- **What the task asks**
From the entries below, please gather each line containing the string "Module".

- **Source material**

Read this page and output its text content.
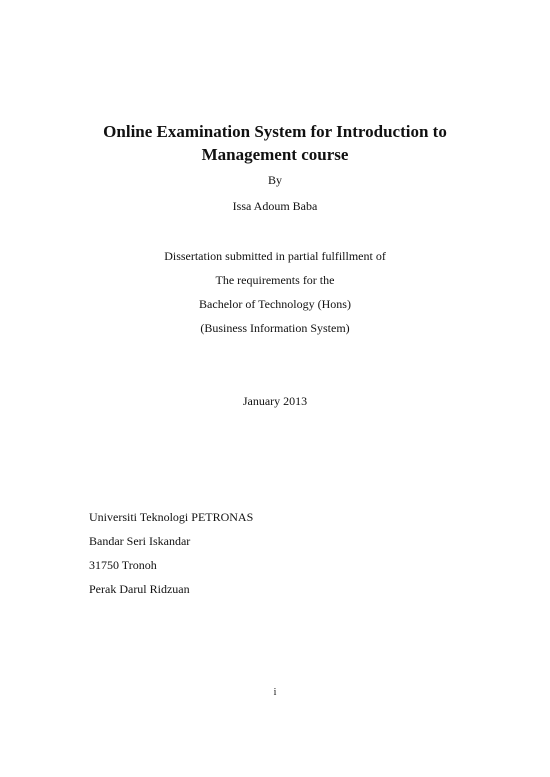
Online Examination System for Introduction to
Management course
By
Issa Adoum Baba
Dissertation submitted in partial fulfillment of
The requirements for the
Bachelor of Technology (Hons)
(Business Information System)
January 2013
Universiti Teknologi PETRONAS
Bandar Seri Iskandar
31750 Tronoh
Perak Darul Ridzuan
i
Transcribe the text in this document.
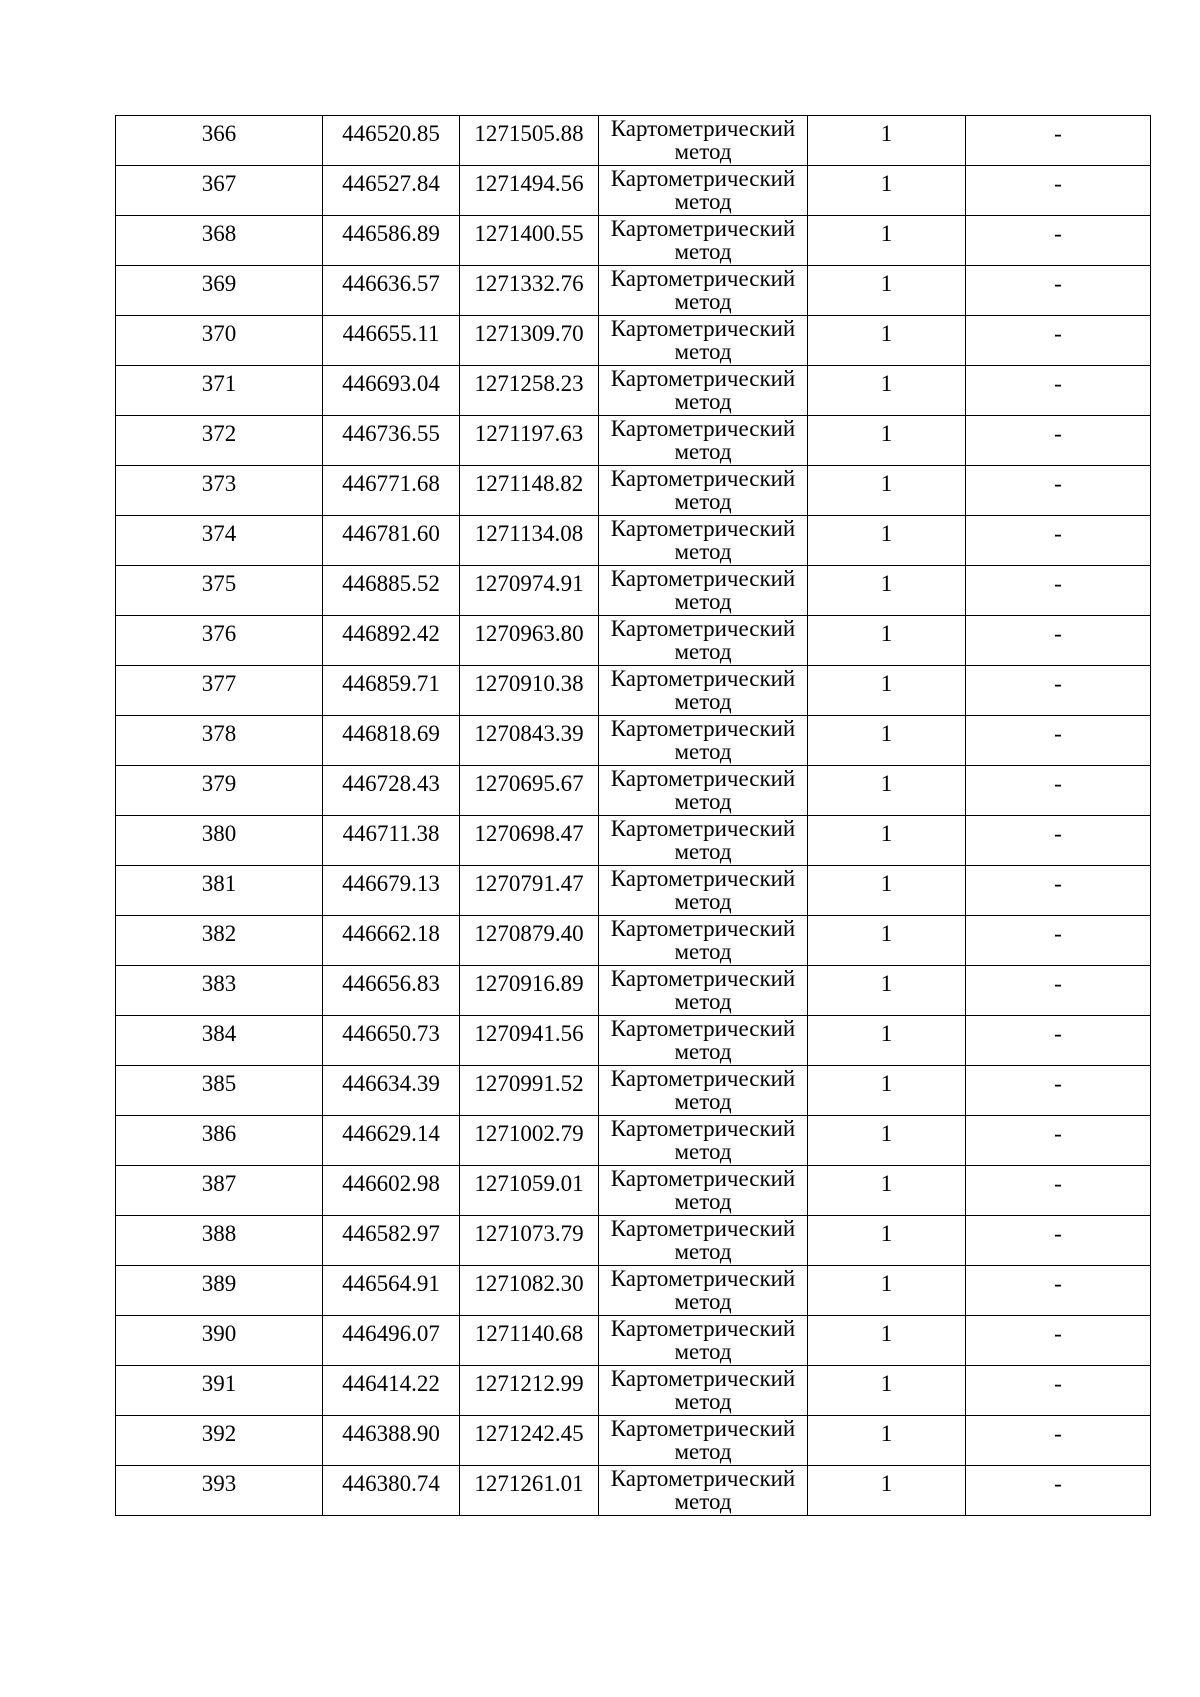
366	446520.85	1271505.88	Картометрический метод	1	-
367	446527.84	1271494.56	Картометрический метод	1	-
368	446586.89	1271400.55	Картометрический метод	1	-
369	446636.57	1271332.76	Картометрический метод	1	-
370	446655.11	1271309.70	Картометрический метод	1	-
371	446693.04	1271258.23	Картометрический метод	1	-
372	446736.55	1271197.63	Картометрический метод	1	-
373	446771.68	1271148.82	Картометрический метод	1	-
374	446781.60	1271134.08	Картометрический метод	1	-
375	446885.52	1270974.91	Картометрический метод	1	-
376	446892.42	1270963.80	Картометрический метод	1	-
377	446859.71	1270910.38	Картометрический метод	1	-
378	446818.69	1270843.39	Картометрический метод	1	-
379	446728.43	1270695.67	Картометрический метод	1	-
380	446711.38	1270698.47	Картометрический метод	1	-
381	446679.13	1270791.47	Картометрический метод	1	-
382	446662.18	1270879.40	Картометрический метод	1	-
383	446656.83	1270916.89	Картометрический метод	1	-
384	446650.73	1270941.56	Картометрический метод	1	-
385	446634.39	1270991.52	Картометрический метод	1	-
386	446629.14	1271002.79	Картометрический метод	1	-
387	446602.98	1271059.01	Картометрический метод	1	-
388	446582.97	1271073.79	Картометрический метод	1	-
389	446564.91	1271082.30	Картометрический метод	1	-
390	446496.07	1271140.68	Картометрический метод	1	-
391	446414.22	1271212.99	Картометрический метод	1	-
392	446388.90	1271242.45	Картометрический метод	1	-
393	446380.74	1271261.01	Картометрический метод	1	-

* * *

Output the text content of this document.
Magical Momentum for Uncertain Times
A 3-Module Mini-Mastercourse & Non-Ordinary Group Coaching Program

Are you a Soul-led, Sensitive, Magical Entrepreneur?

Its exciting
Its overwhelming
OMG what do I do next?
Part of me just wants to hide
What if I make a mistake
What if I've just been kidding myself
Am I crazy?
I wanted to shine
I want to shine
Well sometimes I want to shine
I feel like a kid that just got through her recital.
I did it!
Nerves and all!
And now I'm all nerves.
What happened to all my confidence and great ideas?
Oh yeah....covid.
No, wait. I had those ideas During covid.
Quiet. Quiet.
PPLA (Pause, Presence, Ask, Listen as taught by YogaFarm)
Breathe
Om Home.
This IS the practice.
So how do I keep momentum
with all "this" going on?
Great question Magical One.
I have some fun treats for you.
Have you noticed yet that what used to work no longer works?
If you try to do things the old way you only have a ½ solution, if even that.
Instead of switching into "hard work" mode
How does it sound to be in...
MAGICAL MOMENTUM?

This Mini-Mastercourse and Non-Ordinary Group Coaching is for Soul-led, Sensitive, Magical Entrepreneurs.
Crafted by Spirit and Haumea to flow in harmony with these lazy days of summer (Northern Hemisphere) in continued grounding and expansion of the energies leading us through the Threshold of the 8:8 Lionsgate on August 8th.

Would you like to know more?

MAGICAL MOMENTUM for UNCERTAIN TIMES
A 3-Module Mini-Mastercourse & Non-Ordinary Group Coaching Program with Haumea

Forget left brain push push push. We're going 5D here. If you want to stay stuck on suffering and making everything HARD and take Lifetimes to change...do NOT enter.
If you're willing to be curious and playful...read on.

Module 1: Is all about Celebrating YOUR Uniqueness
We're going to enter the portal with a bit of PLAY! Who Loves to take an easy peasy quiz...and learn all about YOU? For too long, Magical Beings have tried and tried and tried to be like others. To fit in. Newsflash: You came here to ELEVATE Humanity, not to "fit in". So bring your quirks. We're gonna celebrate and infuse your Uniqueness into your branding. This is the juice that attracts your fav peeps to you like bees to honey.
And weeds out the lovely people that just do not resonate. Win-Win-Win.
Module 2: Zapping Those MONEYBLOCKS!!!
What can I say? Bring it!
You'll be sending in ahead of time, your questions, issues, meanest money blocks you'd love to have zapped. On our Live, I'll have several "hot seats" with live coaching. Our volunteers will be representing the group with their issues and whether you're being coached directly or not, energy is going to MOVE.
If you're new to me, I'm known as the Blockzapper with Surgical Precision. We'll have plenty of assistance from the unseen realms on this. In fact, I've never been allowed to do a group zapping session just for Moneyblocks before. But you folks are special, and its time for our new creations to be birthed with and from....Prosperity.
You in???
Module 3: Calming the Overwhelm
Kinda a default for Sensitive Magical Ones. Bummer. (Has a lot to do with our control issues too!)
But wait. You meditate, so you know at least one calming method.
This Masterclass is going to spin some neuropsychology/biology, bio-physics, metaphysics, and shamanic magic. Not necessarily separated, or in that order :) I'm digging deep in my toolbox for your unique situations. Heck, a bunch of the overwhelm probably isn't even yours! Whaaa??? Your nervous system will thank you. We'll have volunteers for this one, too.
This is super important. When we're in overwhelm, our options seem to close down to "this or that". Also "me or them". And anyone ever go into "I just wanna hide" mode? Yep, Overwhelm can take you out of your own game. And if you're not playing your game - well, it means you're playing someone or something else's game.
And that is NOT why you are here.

* * *

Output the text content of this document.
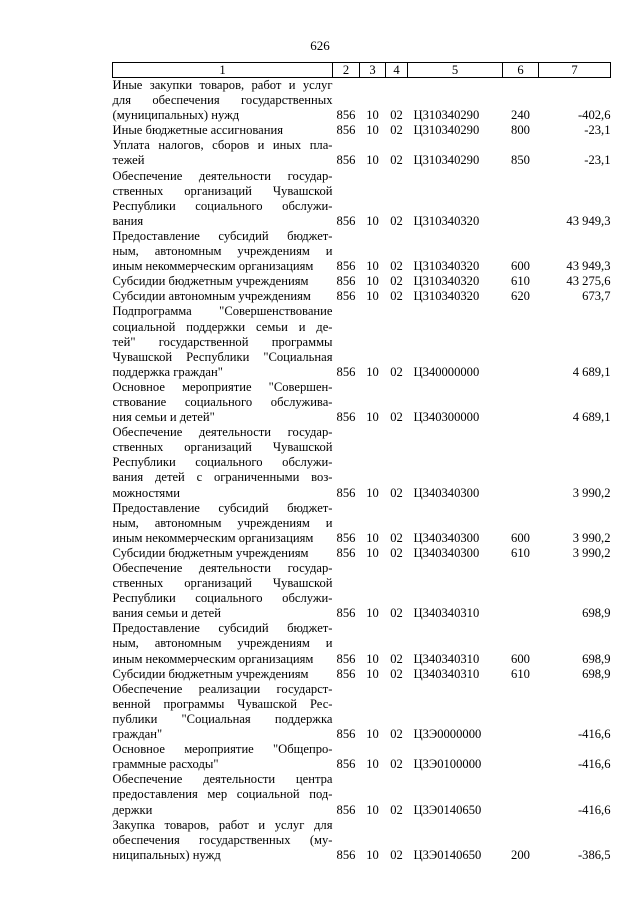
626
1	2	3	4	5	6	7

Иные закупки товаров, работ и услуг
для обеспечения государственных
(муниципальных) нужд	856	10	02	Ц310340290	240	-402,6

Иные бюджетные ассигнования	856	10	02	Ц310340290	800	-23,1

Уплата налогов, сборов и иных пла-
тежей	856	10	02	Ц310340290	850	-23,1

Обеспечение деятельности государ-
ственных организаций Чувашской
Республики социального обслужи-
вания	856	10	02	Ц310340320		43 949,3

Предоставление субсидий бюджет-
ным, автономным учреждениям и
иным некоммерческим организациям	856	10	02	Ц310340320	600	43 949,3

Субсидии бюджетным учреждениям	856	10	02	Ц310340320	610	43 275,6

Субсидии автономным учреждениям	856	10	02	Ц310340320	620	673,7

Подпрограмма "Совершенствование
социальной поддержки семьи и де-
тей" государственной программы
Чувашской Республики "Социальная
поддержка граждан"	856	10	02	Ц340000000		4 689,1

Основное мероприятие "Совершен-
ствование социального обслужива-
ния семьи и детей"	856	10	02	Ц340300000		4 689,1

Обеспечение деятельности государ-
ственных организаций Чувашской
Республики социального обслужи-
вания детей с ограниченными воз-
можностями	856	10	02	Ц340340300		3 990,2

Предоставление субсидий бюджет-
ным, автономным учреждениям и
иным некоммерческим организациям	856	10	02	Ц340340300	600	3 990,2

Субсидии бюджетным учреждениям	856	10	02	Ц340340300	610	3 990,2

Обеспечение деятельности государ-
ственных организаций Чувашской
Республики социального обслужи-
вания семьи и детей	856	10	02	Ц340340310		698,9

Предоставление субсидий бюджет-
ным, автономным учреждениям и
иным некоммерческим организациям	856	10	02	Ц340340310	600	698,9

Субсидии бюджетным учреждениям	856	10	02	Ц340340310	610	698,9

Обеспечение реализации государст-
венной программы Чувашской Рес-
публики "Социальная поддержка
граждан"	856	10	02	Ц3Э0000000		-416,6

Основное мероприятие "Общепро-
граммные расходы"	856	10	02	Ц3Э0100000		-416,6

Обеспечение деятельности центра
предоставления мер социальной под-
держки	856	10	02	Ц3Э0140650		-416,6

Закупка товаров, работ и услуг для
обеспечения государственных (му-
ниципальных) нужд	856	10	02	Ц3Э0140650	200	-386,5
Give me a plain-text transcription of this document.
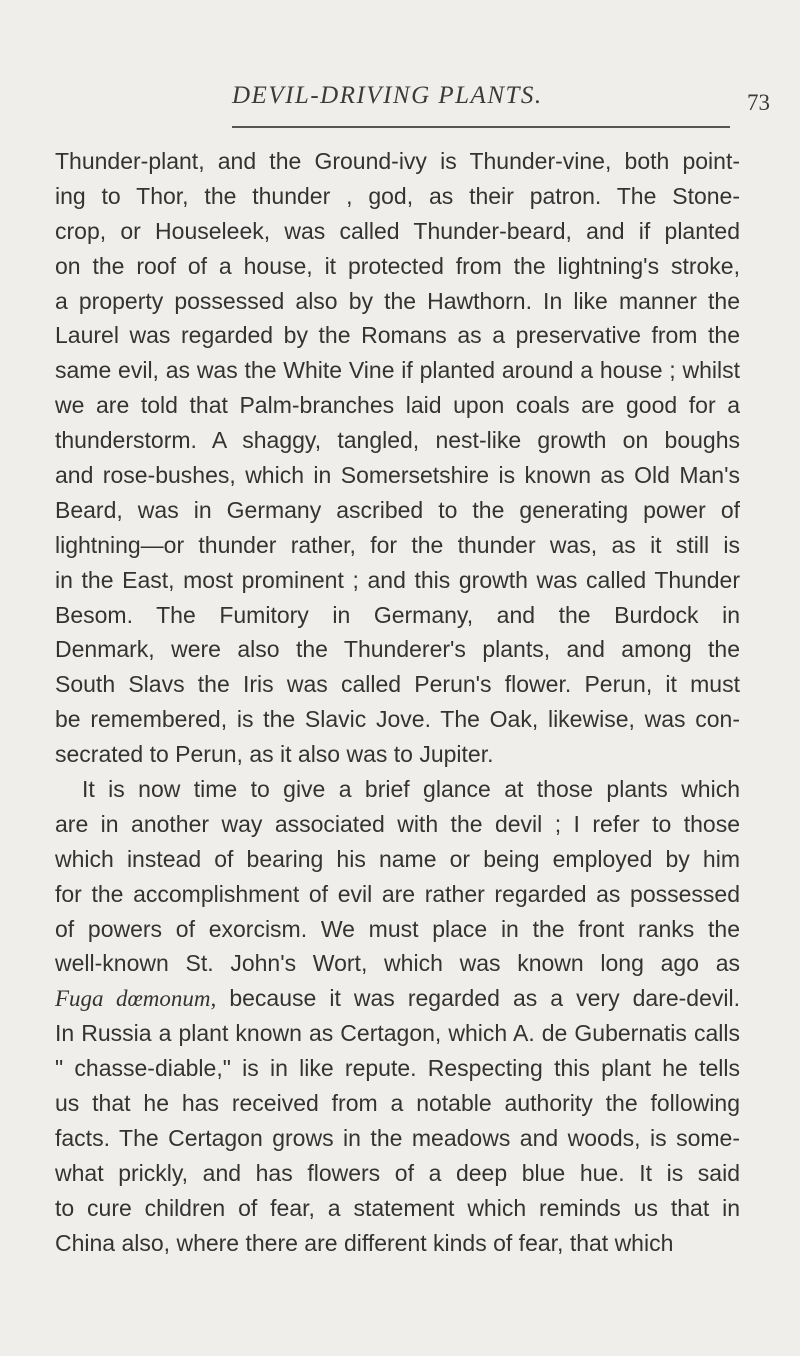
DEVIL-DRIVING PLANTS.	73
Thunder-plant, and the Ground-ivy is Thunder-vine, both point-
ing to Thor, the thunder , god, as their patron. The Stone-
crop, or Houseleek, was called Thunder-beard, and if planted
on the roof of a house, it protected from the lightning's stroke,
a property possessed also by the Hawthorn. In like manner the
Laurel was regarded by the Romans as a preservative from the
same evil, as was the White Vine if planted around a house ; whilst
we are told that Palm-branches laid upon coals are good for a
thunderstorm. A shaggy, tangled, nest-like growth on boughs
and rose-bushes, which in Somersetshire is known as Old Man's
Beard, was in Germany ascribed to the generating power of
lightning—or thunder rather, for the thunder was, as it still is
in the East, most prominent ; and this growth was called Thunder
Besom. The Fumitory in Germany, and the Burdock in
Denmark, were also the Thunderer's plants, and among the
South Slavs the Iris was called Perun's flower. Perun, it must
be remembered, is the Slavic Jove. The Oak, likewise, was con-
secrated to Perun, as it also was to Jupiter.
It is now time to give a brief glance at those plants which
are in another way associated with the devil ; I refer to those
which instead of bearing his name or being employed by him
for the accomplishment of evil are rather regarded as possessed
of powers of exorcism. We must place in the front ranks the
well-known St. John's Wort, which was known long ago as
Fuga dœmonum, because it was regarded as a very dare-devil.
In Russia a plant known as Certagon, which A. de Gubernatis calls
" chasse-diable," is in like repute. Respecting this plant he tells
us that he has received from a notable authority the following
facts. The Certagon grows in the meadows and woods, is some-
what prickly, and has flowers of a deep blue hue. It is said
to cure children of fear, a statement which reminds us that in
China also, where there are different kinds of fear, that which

- **Written answer**
A 3-Module Mini-Mastercourse & Non-Ordinary Group Coaching Program
A 3-Module Mini-Mastercourse & Non-Ordinary Group Coaching Program with Haumea
Module 1: Is all about Celebrating YOUR Uniqueness
Module 2: Zapping Those MONEYBLOCKS!!!
Module 3: Calming the Overwhelm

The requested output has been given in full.